INSTRUCTIONS FOR THE TASK >>
Among the entries below, find the lines with "British" and copy them.

* * * * * * * * *

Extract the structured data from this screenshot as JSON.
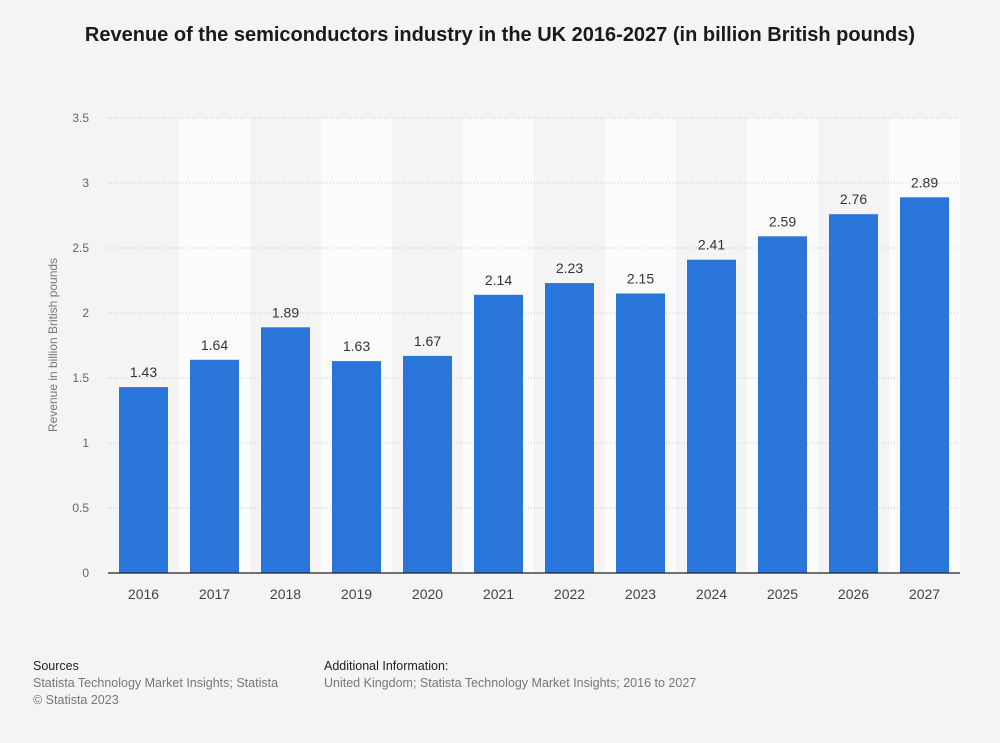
{
  "chart_data": {
    "type": "bar",
    "title": "Revenue of the semiconductors industry in the UK 2016-2027 (in billion British pounds)",
    "ylabel": "Revenue in billion British pounds",
    "xlabel": "",
    "categories": [
      "2016",
      "2017",
      "2018",
      "2019",
      "2020",
      "2021",
      "2022",
      "2023",
      "2024",
      "2025",
      "2026",
      "2027"
    ],
    "values": [
      1.43,
      1.64,
      1.89,
      1.63,
      1.67,
      2.14,
      2.23,
      2.15,
      2.41,
      2.59,
      2.76,
      2.89
    ],
    "value_labels": [
      "1.43",
      "1.64",
      "1.89",
      "1.63",
      "1.67",
      "2.14",
      "2.23",
      "2.15",
      "2.41",
      "2.59",
      "2.76",
      "2.89"
    ],
    "ylim": [
      0,
      3.5
    ],
    "yticks": [
      0,
      0.5,
      1,
      1.5,
      2,
      2.5,
      3,
      3.5
    ],
    "ytick_labels": [
      "0",
      "0.5",
      "1",
      "1.5",
      "2",
      "2.5",
      "3",
      "3.5"
    ],
    "grid": true,
    "bar_color": "#2a75d9"
  },
  "footer": {
    "sources_heading": "Sources",
    "sources_line1": "Statista Technology Market Insights; Statista",
    "sources_line2": "© Statista 2023",
    "info_heading": "Additional Information:",
    "info_line1": "United Kingdom; Statista Technology Market Insights; 2016 to 2027"
  }
}
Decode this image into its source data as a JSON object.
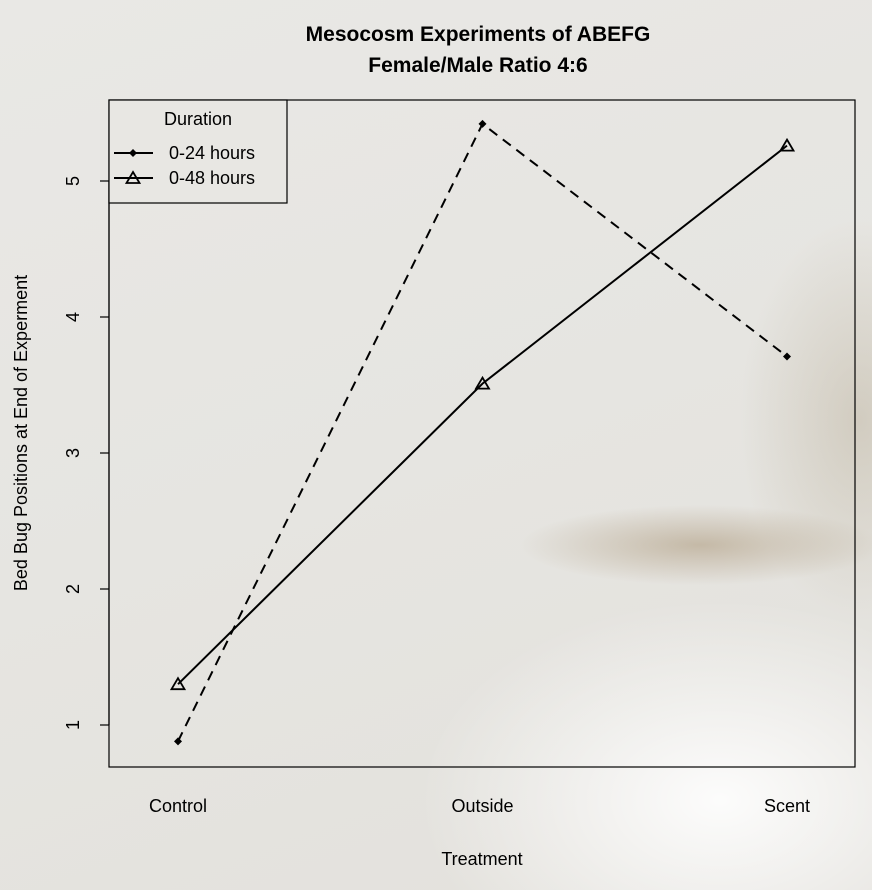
{
  "chart_data": {
    "type": "line",
    "title": "Mesocosm Experiments of ABEFG",
    "subtitle": "Female/Male Ratio 4:6",
    "xlabel": "Treatment",
    "ylabel": "Bed Bug Positions at End of Experment",
    "categories": [
      "Control",
      "Outside",
      "Scent"
    ],
    "yticks": [
      "1",
      "2",
      "3",
      "4",
      "5"
    ],
    "ylim": [
      0.69,
      5.6
    ],
    "grid": false,
    "legend": {
      "title": "Duration",
      "placement": "top-left"
    },
    "series": [
      {
        "name": "0-24 hours",
        "marker": "diamond",
        "line": "dashed",
        "values": [
          0.88,
          5.42,
          3.71
        ]
      },
      {
        "name": "0-48 hours",
        "marker": "triangle",
        "line": "solid",
        "values": [
          1.3,
          3.51,
          5.26
        ]
      }
    ]
  }
}
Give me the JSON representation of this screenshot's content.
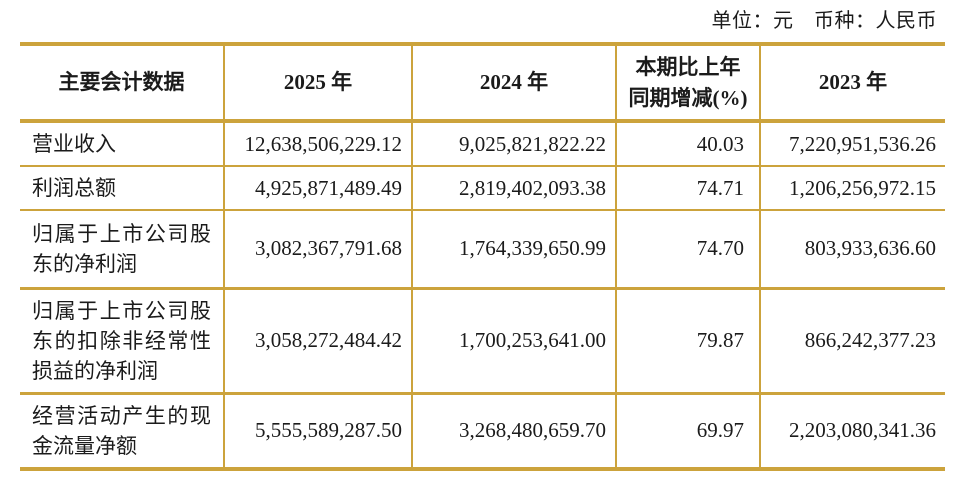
{
  "meta": {
    "unit_currency_note": "单位：元　币种：人民币"
  },
  "colors": {
    "border_gold": "#CCA33C",
    "text": "#1b1b1b"
  },
  "table": {
    "columns": [
      {
        "label": "主要会计数据"
      },
      {
        "label": "2025 年"
      },
      {
        "label": "2024 年"
      },
      {
        "label": "本期比上年\n同期增减(%)"
      },
      {
        "label": "2023 年"
      }
    ],
    "rows": [
      {
        "label": "营业收入",
        "y2025": "12,638,506,229.12",
        "y2024": "9,025,821,822.22",
        "change": "40.03",
        "y2023": "7,220,951,536.26"
      },
      {
        "label": "利润总额",
        "y2025": "4,925,871,489.49",
        "y2024": "2,819,402,093.38",
        "change": "74.71",
        "y2023": "1,206,256,972.15"
      },
      {
        "label": "归属于上市公司股东的净利润",
        "y2025": "3,082,367,791.68",
        "y2024": "1,764,339,650.99",
        "change": "74.70",
        "y2023": "803,933,636.60"
      },
      {
        "label": "归属于上市公司股东的扣除非经常性损益的净利润",
        "y2025": "3,058,272,484.42",
        "y2024": "1,700,253,641.00",
        "change": "79.87",
        "y2023": "866,242,377.23"
      },
      {
        "label": "经营活动产生的现金流量净额",
        "y2025": "5,555,589,287.50",
        "y2024": "3,268,480,659.70",
        "change": "69.97",
        "y2023": "2,203,080,341.36"
      }
    ]
  }
}
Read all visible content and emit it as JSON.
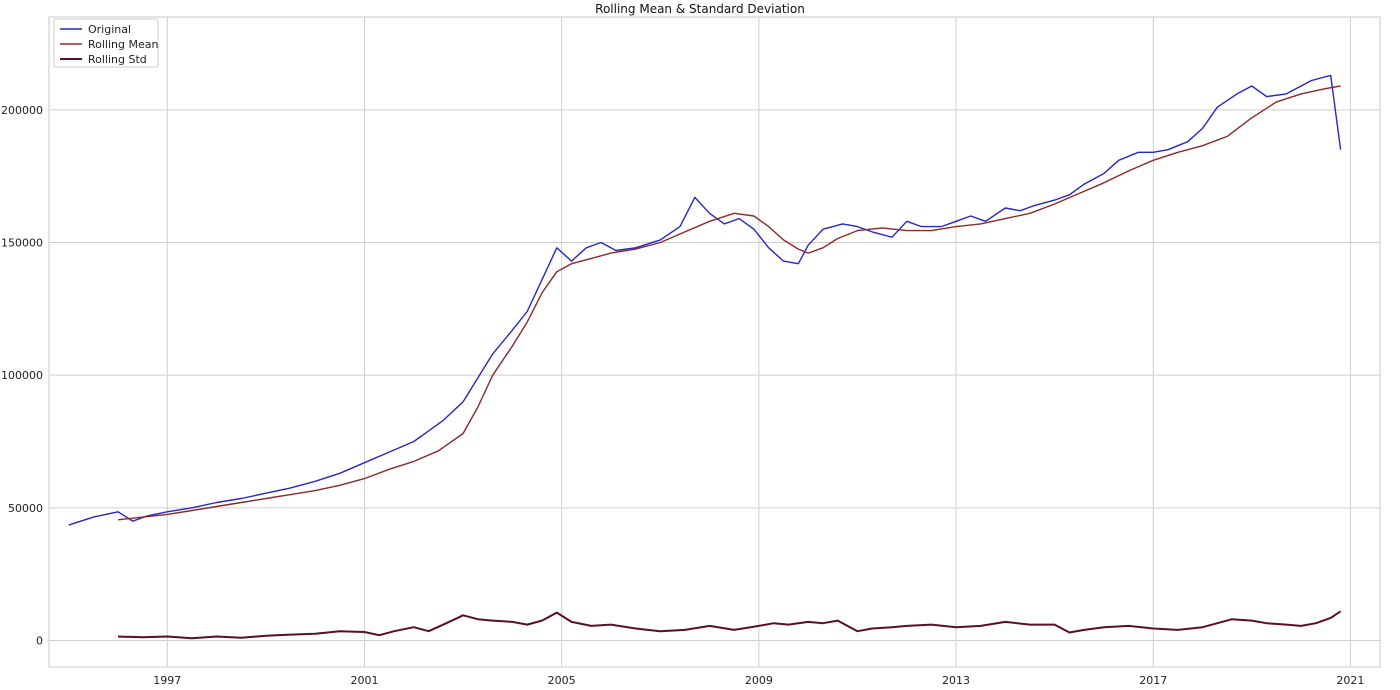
{
  "chart_data": {
    "type": "line",
    "title": "Rolling Mean & Standard Deviation",
    "xlabel": "",
    "ylabel": "",
    "xlim": [
      1994.6,
      2021.6
    ],
    "ylim": [
      -10000,
      235000
    ],
    "grid": true,
    "legend_position": "top-left",
    "x_ticks": [
      1997,
      2001,
      2005,
      2009,
      2013,
      2017,
      2021
    ],
    "x_tick_labels": [
      "1997",
      "2001",
      "2005",
      "2009",
      "2013",
      "2017",
      "2021"
    ],
    "y_ticks": [
      0,
      50000,
      100000,
      150000,
      200000
    ],
    "y_tick_labels": [
      "0",
      "50000",
      "100000",
      "150000",
      "200000"
    ],
    "series": [
      {
        "name": "Original",
        "color": "#2727c4",
        "width": 1.4,
        "x": [
          1995.0,
          1995.5,
          1996.0,
          1996.3,
          1996.6,
          1997.0,
          1997.5,
          1998.0,
          1998.5,
          1999.0,
          1999.5,
          2000.0,
          2000.5,
          2001.0,
          2001.5,
          2002.0,
          2002.3,
          2002.6,
          2003.0,
          2003.3,
          2003.6,
          2004.0,
          2004.3,
          2004.6,
          2004.9,
          2005.2,
          2005.5,
          2005.8,
          2006.1,
          2006.5,
          2007.0,
          2007.4,
          2007.7,
          2008.0,
          2008.3,
          2008.6,
          2008.9,
          2009.2,
          2009.5,
          2009.8,
          2010.0,
          2010.3,
          2010.7,
          2011.0,
          2011.3,
          2011.7,
          2012.0,
          2012.3,
          2012.7,
          2013.0,
          2013.3,
          2013.6,
          2014.0,
          2014.3,
          2014.6,
          2015.0,
          2015.3,
          2015.6,
          2016.0,
          2016.3,
          2016.7,
          2017.0,
          2017.3,
          2017.7,
          2018.0,
          2018.3,
          2018.7,
          2019.0,
          2019.3,
          2019.7,
          2020.0,
          2020.2,
          2020.4,
          2020.6,
          2020.8
        ],
        "y": [
          43500,
          46500,
          48500,
          45000,
          47000,
          48500,
          50000,
          52000,
          53500,
          55500,
          57500,
          60000,
          63000,
          67000,
          71000,
          75000,
          79000,
          83000,
          90000,
          99000,
          108000,
          117000,
          124000,
          136000,
          148000,
          143000,
          148000,
          150000,
          147000,
          148000,
          151000,
          156000,
          167000,
          161000,
          157000,
          159000,
          155000,
          148000,
          143000,
          142000,
          149000,
          155000,
          157000,
          156000,
          154000,
          152000,
          158000,
          156000,
          156000,
          158000,
          160000,
          158000,
          163000,
          162000,
          164000,
          166000,
          168000,
          172000,
          176000,
          181000,
          184000,
          184000,
          185000,
          188000,
          193000,
          201000,
          206000,
          209000,
          205000,
          206000,
          209000,
          211000,
          212000,
          213000,
          185000
        ]
      },
      {
        "name": "Rolling Mean",
        "color": "#8c2a2a",
        "width": 1.4,
        "x": [
          1996.0,
          1996.5,
          1997.0,
          1997.5,
          1998.0,
          1998.5,
          1999.0,
          1999.5,
          2000.0,
          2000.5,
          2001.0,
          2001.5,
          2002.0,
          2002.5,
          2003.0,
          2003.3,
          2003.6,
          2004.0,
          2004.3,
          2004.6,
          2004.9,
          2005.2,
          2005.6,
          2006.0,
          2006.5,
          2007.0,
          2007.5,
          2008.0,
          2008.5,
          2008.9,
          2009.2,
          2009.5,
          2009.8,
          2010.0,
          2010.3,
          2010.6,
          2011.0,
          2011.5,
          2012.0,
          2012.5,
          2013.0,
          2013.5,
          2014.0,
          2014.5,
          2015.0,
          2015.5,
          2016.0,
          2016.5,
          2017.0,
          2017.5,
          2018.0,
          2018.5,
          2019.0,
          2019.5,
          2020.0,
          2020.5,
          2020.8
        ],
        "y": [
          45500,
          46500,
          47500,
          49000,
          50500,
          52000,
          53500,
          55000,
          56500,
          58500,
          61000,
          64500,
          67500,
          71500,
          78000,
          88000,
          100000,
          111000,
          120000,
          131000,
          139000,
          142000,
          144000,
          146000,
          147500,
          150000,
          154000,
          158000,
          161000,
          160000,
          156000,
          151000,
          147500,
          146000,
          148000,
          151500,
          154500,
          155500,
          154500,
          154500,
          156000,
          157000,
          159000,
          161000,
          164500,
          168500,
          172500,
          177000,
          181000,
          184000,
          186500,
          190000,
          197000,
          203000,
          206000,
          208000,
          209000
        ]
      },
      {
        "name": "Rolling Std",
        "color": "#5a0f22",
        "width": 2.0,
        "x": [
          1996.0,
          1996.5,
          1997.0,
          1997.5,
          1998.0,
          1998.5,
          1999.0,
          1999.5,
          2000.0,
          2000.5,
          2001.0,
          2001.3,
          2001.6,
          2002.0,
          2002.3,
          2002.6,
          2003.0,
          2003.3,
          2003.6,
          2004.0,
          2004.3,
          2004.6,
          2004.9,
          2005.2,
          2005.6,
          2006.0,
          2006.5,
          2007.0,
          2007.5,
          2008.0,
          2008.5,
          2009.0,
          2009.3,
          2009.6,
          2010.0,
          2010.3,
          2010.6,
          2011.0,
          2011.3,
          2011.7,
          2012.0,
          2012.5,
          2013.0,
          2013.5,
          2014.0,
          2014.5,
          2015.0,
          2015.3,
          2015.6,
          2016.0,
          2016.5,
          2017.0,
          2017.5,
          2018.0,
          2018.3,
          2018.6,
          2019.0,
          2019.3,
          2019.7,
          2020.0,
          2020.3,
          2020.6,
          2020.8
        ],
        "y": [
          1500,
          1200,
          1500,
          800,
          1500,
          1000,
          1800,
          2200,
          2500,
          3500,
          3200,
          2000,
          3500,
          5000,
          3500,
          6000,
          9500,
          8000,
          7500,
          7000,
          6000,
          7500,
          10500,
          7000,
          5500,
          6000,
          4500,
          3500,
          4000,
          5500,
          4000,
          5500,
          6500,
          6000,
          7000,
          6500,
          7500,
          3500,
          4500,
          5000,
          5500,
          6000,
          5000,
          5500,
          7000,
          6000,
          6000,
          3000,
          4000,
          5000,
          5500,
          4500,
          4000,
          5000,
          6500,
          8000,
          7500,
          6500,
          6000,
          5500,
          6500,
          8500,
          11000
        ]
      }
    ]
  }
}
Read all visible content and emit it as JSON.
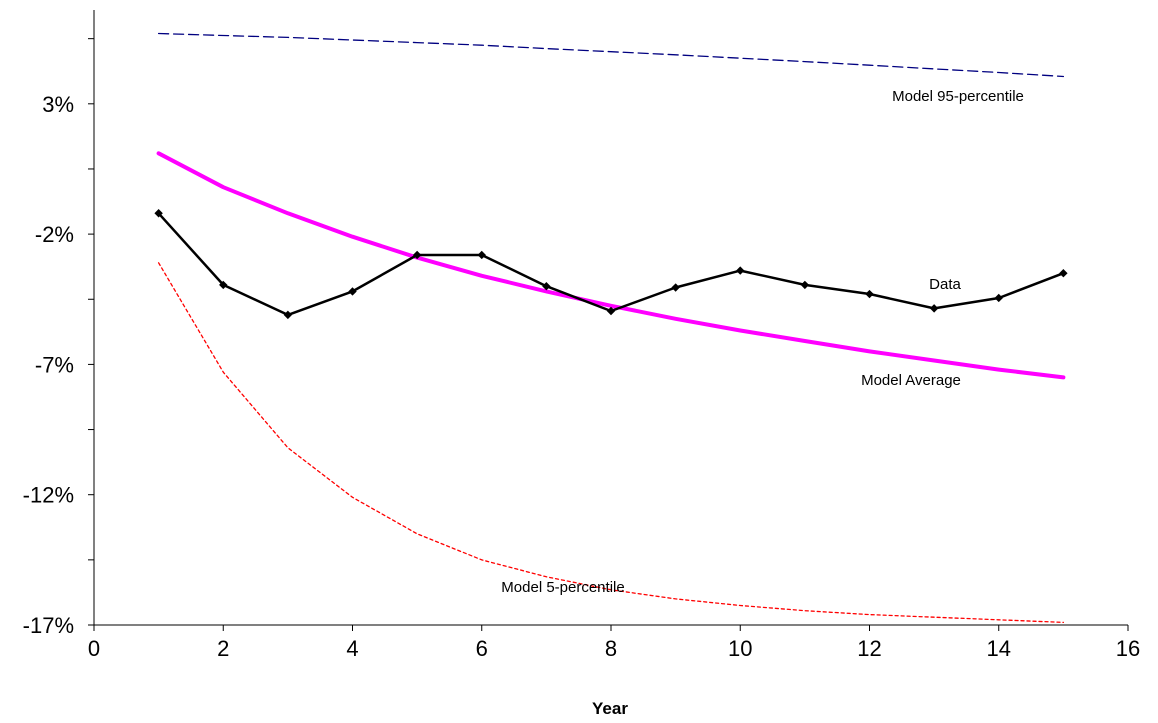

* * * * * * * * *

ANSWER TO THE TASK >>
    "title": "Revenue of the semiconductors industry in the UK 2016-2027 (in billion British pounds)",
    "ylabel": "Revenue in billion British pounds",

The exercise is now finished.